▸ **GOAL OF THE EXERCISE**: Check every line below for the word "Chief" and give only the number of lines where it appears.

▸ **AVAILABLE DATA**:
======
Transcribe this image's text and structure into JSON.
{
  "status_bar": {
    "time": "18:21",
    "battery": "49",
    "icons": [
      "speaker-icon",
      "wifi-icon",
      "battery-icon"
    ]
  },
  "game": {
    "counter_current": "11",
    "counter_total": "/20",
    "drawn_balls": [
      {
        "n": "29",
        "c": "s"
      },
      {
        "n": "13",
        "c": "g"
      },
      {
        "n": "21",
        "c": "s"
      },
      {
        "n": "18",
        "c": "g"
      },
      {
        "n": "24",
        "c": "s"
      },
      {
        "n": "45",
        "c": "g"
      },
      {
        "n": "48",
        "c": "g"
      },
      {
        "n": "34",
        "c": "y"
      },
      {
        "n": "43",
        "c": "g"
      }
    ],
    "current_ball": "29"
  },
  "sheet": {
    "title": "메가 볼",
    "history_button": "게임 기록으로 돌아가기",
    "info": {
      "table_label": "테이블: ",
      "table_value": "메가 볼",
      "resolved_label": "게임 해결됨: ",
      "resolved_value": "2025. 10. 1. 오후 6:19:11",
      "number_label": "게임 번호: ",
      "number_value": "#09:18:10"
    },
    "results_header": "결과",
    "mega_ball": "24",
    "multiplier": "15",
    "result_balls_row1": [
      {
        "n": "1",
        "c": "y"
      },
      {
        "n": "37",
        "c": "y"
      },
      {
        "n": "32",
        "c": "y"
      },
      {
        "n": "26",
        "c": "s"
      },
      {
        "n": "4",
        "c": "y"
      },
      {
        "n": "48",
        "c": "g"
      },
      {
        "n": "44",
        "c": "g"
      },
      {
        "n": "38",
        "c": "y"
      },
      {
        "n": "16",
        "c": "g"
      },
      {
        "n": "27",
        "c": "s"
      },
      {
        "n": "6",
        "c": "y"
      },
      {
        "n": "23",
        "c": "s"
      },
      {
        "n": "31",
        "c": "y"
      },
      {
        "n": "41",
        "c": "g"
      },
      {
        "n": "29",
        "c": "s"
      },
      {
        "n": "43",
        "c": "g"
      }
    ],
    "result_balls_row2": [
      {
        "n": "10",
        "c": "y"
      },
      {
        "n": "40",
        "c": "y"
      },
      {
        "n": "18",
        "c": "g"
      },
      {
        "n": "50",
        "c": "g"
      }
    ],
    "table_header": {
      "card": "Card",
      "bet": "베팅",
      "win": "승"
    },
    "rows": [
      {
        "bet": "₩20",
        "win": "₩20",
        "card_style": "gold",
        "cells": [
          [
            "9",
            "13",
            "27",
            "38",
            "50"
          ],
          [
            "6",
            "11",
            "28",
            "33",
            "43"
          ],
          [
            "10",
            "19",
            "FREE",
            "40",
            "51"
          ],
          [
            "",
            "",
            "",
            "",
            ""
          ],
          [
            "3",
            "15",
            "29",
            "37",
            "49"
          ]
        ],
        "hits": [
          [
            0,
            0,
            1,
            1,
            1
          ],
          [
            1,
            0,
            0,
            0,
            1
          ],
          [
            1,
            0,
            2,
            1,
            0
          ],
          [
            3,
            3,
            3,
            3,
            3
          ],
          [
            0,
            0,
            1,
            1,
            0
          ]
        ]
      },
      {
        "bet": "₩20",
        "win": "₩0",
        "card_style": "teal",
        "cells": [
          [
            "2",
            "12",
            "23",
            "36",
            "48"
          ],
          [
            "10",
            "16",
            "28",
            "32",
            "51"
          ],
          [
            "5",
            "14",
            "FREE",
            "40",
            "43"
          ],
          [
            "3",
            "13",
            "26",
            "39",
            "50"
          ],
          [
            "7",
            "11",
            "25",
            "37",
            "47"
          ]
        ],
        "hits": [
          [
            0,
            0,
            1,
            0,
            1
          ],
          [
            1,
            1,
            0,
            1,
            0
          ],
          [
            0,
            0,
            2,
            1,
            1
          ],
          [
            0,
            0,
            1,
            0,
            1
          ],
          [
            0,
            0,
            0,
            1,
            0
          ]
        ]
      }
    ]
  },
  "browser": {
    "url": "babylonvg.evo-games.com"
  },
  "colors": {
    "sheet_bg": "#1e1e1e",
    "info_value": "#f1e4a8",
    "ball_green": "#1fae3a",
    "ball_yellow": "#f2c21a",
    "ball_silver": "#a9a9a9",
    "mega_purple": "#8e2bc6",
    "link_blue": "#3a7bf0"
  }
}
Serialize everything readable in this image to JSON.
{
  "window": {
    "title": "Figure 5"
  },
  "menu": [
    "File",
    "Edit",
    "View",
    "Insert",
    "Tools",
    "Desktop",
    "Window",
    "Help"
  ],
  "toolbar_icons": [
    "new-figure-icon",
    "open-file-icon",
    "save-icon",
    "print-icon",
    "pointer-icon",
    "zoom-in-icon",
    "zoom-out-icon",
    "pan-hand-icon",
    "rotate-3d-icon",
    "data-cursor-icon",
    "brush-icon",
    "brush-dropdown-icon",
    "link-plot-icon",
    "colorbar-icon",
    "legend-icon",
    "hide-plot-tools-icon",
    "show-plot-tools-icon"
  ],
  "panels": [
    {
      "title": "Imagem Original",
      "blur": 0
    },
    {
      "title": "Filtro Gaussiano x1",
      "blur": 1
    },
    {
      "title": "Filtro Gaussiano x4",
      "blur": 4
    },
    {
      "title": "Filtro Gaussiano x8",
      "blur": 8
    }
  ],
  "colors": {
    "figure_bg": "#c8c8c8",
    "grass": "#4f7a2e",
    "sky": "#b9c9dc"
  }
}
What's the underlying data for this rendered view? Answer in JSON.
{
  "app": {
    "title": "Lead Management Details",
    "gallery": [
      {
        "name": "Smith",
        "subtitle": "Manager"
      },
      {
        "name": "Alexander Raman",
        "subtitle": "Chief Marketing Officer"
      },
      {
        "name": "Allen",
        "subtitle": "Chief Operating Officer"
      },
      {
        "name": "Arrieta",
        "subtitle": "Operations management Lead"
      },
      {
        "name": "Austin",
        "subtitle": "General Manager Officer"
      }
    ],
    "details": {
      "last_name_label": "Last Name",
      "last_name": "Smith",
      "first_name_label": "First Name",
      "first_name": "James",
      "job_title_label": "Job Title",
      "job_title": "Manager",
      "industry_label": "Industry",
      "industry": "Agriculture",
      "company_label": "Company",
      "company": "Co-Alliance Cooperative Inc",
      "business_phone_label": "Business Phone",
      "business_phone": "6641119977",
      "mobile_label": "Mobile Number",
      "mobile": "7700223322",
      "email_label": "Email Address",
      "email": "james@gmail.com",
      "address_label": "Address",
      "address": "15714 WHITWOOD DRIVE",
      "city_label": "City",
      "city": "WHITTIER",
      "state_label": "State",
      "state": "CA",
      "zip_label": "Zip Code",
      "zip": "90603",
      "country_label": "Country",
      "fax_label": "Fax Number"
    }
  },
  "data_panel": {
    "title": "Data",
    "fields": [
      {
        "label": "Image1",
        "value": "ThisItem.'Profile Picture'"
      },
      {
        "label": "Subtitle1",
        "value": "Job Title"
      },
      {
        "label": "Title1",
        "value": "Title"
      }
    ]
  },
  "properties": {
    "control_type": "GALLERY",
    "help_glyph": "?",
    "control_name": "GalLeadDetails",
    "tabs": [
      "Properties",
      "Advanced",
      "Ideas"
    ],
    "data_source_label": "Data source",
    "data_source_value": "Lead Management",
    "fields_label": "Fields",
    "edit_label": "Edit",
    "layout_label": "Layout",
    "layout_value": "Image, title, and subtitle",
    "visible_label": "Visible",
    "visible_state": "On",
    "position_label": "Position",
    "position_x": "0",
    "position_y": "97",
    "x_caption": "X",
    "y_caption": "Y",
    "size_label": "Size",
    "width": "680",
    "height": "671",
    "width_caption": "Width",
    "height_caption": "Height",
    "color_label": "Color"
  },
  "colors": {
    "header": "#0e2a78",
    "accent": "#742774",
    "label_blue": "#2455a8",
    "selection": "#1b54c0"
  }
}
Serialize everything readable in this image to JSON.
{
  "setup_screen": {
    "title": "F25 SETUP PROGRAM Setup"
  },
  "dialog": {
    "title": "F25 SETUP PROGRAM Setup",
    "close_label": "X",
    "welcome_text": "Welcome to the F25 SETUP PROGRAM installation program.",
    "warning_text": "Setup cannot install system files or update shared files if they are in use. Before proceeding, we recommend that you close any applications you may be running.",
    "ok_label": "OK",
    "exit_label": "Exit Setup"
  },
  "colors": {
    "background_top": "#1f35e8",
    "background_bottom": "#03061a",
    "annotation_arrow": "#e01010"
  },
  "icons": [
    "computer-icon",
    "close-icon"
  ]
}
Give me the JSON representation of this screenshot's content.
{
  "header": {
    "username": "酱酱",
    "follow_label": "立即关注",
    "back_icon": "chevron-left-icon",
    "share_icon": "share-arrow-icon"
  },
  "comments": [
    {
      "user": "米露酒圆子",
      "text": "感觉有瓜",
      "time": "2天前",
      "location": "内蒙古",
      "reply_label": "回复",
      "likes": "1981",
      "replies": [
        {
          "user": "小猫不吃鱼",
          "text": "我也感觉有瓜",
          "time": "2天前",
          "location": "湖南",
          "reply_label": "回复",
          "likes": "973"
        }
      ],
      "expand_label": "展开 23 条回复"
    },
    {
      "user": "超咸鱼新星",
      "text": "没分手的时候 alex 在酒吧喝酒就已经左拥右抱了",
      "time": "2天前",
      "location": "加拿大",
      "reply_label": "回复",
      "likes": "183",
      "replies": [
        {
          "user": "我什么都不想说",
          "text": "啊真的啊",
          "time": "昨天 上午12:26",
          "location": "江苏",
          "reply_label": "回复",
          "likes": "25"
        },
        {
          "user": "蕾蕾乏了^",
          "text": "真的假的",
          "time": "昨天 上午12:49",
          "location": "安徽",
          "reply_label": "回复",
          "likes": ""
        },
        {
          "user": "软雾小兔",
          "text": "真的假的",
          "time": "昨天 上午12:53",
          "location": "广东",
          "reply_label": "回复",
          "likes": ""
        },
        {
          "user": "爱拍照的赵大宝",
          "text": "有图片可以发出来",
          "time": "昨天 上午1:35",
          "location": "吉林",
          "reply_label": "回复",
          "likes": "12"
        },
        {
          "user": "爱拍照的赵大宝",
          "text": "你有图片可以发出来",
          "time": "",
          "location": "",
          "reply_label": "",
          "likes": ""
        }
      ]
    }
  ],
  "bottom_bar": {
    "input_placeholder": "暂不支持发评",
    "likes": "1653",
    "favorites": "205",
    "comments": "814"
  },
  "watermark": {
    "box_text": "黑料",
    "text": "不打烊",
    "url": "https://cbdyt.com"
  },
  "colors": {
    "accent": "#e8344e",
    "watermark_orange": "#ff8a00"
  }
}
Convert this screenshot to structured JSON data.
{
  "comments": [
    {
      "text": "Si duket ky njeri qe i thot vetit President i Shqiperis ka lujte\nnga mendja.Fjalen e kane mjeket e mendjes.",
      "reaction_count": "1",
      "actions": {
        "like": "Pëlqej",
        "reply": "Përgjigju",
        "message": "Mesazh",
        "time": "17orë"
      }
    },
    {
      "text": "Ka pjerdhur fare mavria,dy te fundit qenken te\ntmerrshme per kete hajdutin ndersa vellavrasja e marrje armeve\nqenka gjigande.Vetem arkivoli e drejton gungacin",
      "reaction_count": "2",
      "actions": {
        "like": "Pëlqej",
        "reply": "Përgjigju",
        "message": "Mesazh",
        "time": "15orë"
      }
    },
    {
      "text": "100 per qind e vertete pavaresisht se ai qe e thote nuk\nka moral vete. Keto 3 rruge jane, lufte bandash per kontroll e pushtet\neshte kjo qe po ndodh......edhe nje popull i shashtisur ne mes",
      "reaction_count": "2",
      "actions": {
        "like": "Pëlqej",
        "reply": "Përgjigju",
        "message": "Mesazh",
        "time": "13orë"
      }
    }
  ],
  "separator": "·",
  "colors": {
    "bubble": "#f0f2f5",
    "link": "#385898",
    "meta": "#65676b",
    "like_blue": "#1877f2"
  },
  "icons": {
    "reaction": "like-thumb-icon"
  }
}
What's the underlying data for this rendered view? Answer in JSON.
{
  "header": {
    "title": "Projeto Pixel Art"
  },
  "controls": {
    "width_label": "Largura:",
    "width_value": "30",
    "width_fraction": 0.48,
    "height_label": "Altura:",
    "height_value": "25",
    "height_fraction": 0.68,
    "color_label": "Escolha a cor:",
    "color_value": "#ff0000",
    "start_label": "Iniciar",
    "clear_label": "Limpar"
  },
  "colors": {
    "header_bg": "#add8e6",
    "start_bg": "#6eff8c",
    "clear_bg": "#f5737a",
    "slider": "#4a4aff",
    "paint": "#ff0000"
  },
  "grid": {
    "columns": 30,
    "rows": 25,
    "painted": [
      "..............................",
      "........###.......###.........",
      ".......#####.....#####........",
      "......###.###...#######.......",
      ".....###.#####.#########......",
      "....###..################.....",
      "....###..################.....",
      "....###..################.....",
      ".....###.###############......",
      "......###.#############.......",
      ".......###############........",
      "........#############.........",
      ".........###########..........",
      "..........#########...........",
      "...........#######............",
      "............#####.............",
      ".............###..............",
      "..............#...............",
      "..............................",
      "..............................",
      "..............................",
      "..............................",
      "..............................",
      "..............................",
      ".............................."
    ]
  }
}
======
▸ **RESULT BELOW**: 2